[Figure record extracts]
━━━

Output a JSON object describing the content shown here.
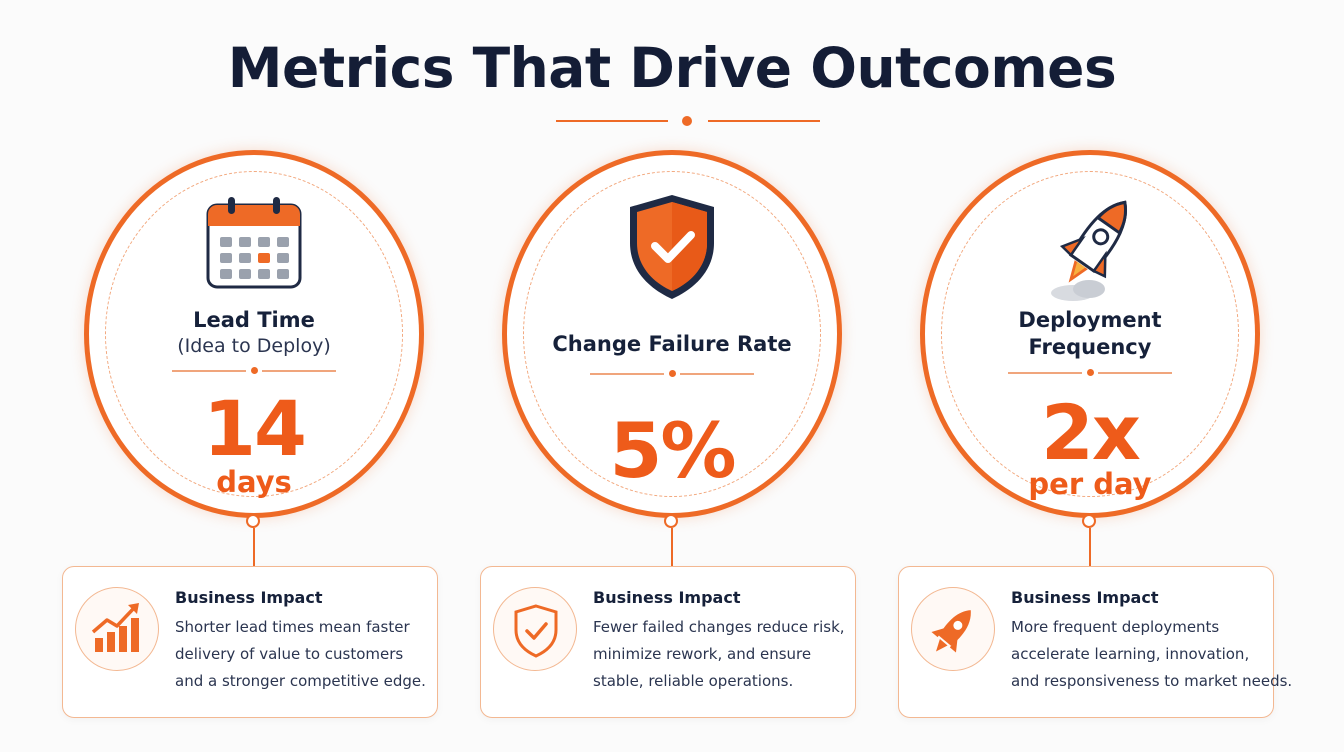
{
  "title": "Metrics That Drive Outcomes",
  "accent_color": "#ee6a26",
  "metrics": [
    {
      "icon": "calendar-icon",
      "label": "Lead Time",
      "sublabel": "(Idea to Deploy)",
      "value": "14",
      "unit": "days",
      "impact": {
        "icon": "growth-chart-icon",
        "title": "Business Impact",
        "lines": [
          "Shorter lead times mean faster",
          "delivery of value to customers",
          "and a stronger competitive edge."
        ]
      }
    },
    {
      "icon": "shield-check-icon",
      "label": "Change Failure Rate",
      "sublabel": "",
      "value": "5%",
      "unit": "",
      "impact": {
        "icon": "shield-check-outline-icon",
        "title": "Business Impact",
        "lines": [
          "Fewer failed changes reduce risk,",
          "minimize rework, and ensure",
          "stable, reliable operations."
        ]
      }
    },
    {
      "icon": "rocket-icon",
      "label": "Deployment",
      "label_line2": "Frequency",
      "sublabel": "",
      "value": "2x",
      "unit": "per day",
      "impact": {
        "icon": "rocket-small-icon",
        "title": "Business Impact",
        "lines": [
          "More frequent deployments",
          "accelerate learning, innovation,",
          "and responsiveness to market needs."
        ]
      }
    }
  ]
}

━━━

• WHAT YOU HAVE TO DO:
Output the full set of records above without changing a word, and drop the images.

• RESPONSE TO THIS TASK:
Output a JSON object describing the content shown here.
{
  "title": "Metrics That Drive Outcomes",
  "accent_color": "#ee6a26",
  "metrics": [
    {
      "icon": "calendar-icon",
      "label": "Lead Time",
      "sublabel": "(Idea to Deploy)",
      "value": "14",
      "unit": "days",
      "impact": {
        "icon": "growth-chart-icon",
        "title": "Business Impact",
        "lines": [
          "Shorter lead times mean faster",
          "delivery of value to customers",
          "and a stronger competitive edge."
        ]
      }
    },
    {
      "icon": "shield-check-icon",
      "label": "Change Failure Rate",
      "sublabel": "",
      "value": "5%",
      "unit": "",
      "impact": {
        "icon": "shield-check-outline-icon",
        "title": "Business Impact",
        "lines": [
          "Fewer failed changes reduce risk,",
          "minimize rework, and ensure",
          "stable, reliable operations."
        ]
      }
    },
    {
      "icon": "rocket-icon",
      "label": "Deployment",
      "label_line2": "Frequency",
      "sublabel": "",
      "value": "2x",
      "unit": "per day",
      "impact": {
        "icon": "rocket-small-icon",
        "title": "Business Impact",
        "lines": [
          "More frequent deployments",
          "accelerate learning, innovation,",
          "and responsiveness to market needs."
        ]
      }
    }
  ]
}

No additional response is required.